+++ MATERIAL TO PROCESS +++

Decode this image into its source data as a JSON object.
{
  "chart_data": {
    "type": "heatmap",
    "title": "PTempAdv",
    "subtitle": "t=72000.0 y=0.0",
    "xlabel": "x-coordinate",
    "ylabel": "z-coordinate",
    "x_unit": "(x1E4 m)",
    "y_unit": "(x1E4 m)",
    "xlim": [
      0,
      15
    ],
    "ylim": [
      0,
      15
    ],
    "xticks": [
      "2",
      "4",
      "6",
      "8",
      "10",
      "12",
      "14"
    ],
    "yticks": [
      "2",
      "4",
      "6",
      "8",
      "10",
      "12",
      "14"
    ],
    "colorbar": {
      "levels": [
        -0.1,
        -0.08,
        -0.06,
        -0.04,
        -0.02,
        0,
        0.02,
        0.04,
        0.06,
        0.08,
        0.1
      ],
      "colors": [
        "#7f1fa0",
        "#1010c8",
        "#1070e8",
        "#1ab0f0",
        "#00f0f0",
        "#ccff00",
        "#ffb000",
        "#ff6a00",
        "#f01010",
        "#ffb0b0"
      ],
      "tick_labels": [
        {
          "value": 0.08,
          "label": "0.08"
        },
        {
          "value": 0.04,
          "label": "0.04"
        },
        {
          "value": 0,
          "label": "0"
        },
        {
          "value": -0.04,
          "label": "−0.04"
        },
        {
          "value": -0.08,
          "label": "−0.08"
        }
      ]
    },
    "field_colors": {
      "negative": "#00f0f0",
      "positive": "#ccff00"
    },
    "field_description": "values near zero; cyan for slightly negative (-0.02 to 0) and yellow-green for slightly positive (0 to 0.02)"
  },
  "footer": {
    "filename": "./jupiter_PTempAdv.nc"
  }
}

+++
+++ MATERIAL TO PROCESS +++

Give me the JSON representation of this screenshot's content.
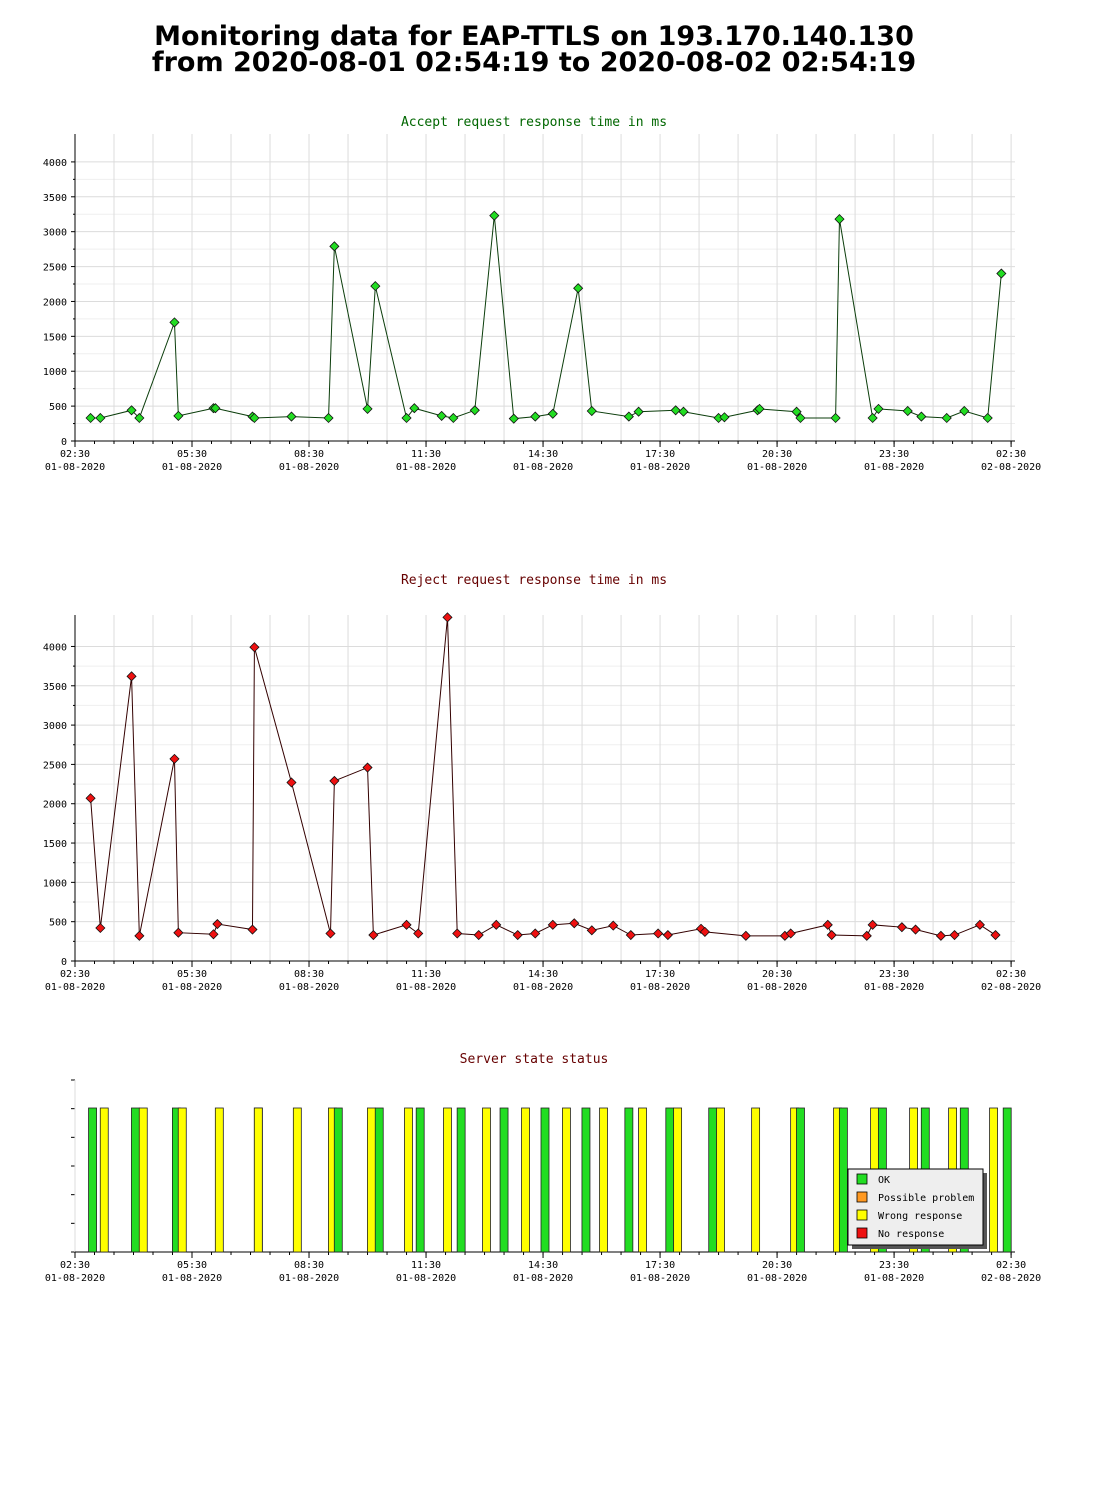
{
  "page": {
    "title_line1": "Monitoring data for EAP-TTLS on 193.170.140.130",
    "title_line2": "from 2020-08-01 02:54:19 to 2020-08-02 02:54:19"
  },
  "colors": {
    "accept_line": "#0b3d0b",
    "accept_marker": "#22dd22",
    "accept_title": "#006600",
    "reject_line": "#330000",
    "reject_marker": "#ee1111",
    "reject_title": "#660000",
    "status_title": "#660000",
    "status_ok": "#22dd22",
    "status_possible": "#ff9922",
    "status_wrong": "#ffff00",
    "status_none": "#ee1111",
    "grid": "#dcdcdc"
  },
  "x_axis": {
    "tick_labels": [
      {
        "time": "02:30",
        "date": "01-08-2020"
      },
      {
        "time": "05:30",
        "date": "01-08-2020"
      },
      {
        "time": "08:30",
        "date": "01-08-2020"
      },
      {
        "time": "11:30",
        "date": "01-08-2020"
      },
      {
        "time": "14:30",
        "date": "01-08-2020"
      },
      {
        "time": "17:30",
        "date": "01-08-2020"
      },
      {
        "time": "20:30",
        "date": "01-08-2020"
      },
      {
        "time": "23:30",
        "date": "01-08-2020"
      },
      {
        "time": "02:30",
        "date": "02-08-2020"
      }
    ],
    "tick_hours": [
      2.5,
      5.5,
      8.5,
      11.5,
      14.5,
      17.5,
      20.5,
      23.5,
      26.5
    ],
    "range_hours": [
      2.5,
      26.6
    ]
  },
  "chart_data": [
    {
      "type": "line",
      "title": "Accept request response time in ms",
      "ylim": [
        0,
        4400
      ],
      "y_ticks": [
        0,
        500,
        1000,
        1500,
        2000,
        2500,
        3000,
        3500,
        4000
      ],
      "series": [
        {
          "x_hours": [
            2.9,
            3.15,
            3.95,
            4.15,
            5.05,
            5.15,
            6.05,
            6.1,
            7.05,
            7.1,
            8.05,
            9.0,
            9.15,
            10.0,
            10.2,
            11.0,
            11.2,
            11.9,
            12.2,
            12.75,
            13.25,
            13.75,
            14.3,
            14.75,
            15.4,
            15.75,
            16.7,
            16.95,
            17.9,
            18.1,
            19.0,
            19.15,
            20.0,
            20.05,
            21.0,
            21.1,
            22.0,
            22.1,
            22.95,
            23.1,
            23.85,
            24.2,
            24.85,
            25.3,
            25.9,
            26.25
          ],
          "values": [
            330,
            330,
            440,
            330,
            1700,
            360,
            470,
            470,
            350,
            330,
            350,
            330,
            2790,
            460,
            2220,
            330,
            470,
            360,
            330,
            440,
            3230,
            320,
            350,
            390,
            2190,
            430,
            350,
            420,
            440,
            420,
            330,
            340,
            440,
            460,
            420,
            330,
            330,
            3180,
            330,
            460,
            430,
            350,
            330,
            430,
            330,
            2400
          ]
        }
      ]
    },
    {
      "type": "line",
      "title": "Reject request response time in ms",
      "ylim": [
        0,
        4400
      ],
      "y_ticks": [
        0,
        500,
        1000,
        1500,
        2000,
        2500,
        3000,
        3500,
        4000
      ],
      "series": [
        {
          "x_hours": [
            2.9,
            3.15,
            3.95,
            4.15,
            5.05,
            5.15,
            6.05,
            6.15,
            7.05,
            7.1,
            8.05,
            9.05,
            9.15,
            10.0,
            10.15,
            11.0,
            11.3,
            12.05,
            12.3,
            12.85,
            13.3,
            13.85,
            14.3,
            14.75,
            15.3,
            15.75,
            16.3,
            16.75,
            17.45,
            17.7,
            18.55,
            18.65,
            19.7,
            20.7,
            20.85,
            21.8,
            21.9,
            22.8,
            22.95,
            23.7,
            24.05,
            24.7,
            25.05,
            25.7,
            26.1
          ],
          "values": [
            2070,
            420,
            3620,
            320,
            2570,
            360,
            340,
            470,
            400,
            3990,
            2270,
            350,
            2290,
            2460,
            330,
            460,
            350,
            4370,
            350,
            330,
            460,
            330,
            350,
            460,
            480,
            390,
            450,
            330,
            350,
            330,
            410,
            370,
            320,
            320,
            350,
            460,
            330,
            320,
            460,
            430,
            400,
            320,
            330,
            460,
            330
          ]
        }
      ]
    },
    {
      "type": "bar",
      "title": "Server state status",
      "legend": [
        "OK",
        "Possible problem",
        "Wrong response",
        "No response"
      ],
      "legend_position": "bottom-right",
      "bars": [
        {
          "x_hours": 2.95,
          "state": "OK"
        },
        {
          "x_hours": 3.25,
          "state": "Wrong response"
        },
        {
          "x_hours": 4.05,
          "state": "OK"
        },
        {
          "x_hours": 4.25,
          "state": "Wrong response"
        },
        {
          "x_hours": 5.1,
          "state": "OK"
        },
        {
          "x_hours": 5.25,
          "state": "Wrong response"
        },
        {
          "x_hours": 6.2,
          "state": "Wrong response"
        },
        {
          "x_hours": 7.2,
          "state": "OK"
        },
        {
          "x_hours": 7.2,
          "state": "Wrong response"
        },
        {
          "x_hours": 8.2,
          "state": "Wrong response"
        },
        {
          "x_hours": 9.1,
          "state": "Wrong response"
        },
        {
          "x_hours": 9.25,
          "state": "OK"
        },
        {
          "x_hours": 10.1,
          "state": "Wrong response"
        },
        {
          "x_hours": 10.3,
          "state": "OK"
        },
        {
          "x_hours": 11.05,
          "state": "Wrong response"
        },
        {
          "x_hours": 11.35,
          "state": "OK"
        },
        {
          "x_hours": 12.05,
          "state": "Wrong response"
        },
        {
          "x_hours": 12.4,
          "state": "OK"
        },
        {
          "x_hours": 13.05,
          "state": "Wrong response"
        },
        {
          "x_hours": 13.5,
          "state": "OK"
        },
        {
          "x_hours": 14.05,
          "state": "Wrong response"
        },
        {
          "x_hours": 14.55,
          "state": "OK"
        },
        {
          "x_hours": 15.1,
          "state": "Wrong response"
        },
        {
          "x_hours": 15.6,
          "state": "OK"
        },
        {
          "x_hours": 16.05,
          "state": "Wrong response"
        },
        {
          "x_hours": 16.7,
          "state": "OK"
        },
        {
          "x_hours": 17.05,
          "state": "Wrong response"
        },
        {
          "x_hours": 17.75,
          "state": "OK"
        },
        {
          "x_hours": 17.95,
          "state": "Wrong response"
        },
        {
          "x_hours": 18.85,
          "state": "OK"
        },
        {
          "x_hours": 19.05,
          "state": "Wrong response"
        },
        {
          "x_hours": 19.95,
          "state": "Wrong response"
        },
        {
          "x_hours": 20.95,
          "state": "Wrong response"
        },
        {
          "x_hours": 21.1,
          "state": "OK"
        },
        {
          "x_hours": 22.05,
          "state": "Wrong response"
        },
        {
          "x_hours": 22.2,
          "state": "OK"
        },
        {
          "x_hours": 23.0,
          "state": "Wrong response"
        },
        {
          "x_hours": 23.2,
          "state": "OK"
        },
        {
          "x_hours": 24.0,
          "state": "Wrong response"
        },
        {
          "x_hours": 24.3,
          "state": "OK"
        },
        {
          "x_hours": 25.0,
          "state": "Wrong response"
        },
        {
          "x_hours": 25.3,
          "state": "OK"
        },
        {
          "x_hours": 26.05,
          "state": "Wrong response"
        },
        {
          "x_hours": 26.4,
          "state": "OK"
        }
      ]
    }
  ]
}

+++

→ TO BE DONE
List the lines of the material in which the word "time" occurs.

→ TASK SOLUTION
        "time": "02:30",
        "time": "05:30",
        "time": "08:30",
        "time": "11:30",
        "time": "14:30",
        "time": "17:30",
        "time": "20:30",
        "time": "23:30",
        "time": "02:30",
      "title": "Accept request response time in ms",
      "title": "Reject request response time in ms",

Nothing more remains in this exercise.